━━━ 本文

しかし、その失敗や指摘が一大事となって記憶に残り、次に同じ状況に立たされた時に、
「また失敗したらどうしよう」 「変な癖がある人だと思われるんじゃないか」 と必要以上に緊張してしまうことがあります。
もちろん、それだけでは病気とはいえません。
SADの場合、その緊張感、不安感が著しく強く、
そんな精神状態のため、発言や行動が普段どおりにできなくなります。
さらに、大量に発汗したり、身体が震えるなど、身体症状が現われてきます。(下記参照
すると、これらの症状によってさらに、
「様子がおかしいと気づかれているのではないか」と気になり、緊張と不安がエスカレートします。
このような悪循環に陥り、人と接することが耐えがたい苦痛になるのがSADの特徴です。
人によっては、職場や学校に行けなくなってしまうこともあります。
さらに、SADの人は「自分の不安感や症状は過剰反応である」とわかっている点も、特徴のひとつです。
わかっているのにそうした反応を止められないことで、自己嫌悪に陥り
たとえ恐怖する状況を回避できたとしても、本人の悩みや苦しみは解消されません。
SADは、近年まであまり理解されていませんでした。
そのため、周囲も患者さん自身も、病気だという認識はなく
『内気』だとか『恥ずかしがり』な性格だからしかたがない、と思われていました。

━━━━━━
━━━ データ抜粋

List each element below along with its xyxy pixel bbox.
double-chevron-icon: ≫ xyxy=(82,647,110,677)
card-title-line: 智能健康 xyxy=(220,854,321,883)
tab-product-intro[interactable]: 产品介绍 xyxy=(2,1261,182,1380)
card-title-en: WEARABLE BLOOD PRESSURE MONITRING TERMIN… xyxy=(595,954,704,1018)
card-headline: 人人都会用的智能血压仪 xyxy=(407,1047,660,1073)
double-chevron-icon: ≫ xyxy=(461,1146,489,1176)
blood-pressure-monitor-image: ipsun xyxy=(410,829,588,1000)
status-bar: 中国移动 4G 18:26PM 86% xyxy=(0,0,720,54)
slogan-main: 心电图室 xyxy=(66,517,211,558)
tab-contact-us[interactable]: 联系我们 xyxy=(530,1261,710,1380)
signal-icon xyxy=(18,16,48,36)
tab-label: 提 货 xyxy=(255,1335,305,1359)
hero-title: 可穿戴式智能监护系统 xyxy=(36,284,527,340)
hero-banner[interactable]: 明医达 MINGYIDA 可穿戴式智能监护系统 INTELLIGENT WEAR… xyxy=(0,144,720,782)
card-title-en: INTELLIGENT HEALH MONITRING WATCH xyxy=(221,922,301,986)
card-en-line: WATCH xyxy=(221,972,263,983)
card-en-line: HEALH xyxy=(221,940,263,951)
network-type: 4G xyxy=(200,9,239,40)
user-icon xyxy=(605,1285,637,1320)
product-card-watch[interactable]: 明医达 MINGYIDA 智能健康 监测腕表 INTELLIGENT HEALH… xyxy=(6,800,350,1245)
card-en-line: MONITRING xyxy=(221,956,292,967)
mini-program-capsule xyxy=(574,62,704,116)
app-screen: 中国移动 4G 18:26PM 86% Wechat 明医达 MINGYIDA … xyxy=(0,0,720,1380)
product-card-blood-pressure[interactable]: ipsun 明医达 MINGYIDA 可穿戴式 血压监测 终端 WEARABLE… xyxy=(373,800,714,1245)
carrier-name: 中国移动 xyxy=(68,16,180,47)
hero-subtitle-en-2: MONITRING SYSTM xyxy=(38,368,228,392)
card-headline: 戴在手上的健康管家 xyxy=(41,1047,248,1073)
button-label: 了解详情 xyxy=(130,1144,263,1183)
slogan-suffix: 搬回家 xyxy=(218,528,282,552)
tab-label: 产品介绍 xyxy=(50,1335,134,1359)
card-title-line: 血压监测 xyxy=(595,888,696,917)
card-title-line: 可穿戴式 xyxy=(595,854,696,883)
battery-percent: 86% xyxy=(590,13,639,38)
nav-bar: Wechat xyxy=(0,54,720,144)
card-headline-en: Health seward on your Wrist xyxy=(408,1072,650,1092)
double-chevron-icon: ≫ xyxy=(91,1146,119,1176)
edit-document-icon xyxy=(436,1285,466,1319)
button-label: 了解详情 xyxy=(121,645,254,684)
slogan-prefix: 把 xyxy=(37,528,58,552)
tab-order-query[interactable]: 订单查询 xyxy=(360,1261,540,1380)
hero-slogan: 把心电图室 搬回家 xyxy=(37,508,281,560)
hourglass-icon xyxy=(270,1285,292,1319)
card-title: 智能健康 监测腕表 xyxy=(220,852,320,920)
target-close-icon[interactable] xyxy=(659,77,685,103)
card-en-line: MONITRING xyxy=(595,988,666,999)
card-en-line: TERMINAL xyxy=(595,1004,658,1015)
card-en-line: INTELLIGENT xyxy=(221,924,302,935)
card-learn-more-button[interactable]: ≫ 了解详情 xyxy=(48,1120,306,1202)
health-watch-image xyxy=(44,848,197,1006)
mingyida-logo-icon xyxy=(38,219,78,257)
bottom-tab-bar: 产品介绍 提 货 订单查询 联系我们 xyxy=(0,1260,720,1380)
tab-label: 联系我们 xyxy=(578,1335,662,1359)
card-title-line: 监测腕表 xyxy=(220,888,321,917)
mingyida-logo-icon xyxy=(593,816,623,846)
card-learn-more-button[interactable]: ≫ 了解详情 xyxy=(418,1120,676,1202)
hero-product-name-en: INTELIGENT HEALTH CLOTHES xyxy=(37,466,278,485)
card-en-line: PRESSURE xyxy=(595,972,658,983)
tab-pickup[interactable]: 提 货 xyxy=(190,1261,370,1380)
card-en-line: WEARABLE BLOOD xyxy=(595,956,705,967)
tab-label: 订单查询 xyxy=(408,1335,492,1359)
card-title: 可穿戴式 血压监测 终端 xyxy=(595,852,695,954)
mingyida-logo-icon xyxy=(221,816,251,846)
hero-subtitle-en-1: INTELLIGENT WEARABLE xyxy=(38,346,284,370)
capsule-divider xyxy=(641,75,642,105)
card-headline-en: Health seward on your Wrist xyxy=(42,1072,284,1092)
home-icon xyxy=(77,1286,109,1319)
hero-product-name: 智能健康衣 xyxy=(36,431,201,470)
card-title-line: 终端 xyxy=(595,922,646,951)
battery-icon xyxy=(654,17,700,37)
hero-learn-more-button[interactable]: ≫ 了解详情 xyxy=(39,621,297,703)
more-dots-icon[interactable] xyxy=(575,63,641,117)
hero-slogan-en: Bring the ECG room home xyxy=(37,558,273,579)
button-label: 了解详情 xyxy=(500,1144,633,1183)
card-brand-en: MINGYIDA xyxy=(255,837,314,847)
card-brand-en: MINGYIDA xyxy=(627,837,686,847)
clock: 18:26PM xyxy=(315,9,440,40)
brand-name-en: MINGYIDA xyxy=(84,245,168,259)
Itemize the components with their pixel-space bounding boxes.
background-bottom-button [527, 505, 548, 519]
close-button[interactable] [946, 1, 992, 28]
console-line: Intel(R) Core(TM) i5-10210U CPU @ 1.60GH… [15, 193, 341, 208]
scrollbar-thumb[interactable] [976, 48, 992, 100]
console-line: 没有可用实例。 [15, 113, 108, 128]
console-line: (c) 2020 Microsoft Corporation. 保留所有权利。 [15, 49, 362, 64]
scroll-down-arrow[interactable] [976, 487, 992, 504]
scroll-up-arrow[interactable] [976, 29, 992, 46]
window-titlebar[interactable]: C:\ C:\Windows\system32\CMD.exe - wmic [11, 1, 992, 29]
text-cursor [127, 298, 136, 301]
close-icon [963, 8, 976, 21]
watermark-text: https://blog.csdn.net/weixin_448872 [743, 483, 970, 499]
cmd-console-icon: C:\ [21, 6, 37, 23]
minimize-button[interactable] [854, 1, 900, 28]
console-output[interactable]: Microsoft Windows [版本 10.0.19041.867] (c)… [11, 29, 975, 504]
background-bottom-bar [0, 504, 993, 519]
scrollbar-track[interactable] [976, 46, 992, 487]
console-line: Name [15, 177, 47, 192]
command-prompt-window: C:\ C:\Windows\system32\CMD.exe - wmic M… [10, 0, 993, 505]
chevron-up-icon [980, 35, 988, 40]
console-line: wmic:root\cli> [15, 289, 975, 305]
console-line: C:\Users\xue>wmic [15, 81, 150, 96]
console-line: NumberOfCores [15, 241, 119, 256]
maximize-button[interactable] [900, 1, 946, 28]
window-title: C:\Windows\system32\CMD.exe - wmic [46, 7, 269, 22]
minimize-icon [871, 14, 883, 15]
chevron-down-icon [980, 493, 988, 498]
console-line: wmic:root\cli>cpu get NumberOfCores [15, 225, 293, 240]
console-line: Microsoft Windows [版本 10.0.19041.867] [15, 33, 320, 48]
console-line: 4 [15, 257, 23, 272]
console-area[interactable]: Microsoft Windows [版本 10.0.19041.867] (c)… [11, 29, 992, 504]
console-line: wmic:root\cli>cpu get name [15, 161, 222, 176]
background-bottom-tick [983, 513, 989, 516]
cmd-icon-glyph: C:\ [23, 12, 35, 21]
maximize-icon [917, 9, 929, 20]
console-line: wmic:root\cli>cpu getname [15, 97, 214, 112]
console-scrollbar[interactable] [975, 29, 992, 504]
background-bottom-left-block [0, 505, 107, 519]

━━━━━━

作業項目 - SADに関する本文のうち、「さらに、大量に発汗したり、身体が震えるなど、身体症状が現われてきます。(下記参照」から「人によっては、職場や学校に行けなくなってしまうこともあります。」までをすべて書き出し、その際「悪循環」を「負の連鎖」に変更してください。

解答 -
さらに、大量に発汗したり、身体が震えるなど、身体症状が現われてきます。(下記参照
すると、これらの症状によってさらに、
「様子がおかしいと気づかれているのではないか」と気になり、緊張と不安がエスカレートします。
このような負の連鎖に陥り、人と接することが耐えがたい苦痛になるのがSADの特徴です。
人によっては、職場や学校に行けなくなってしまうこともあります。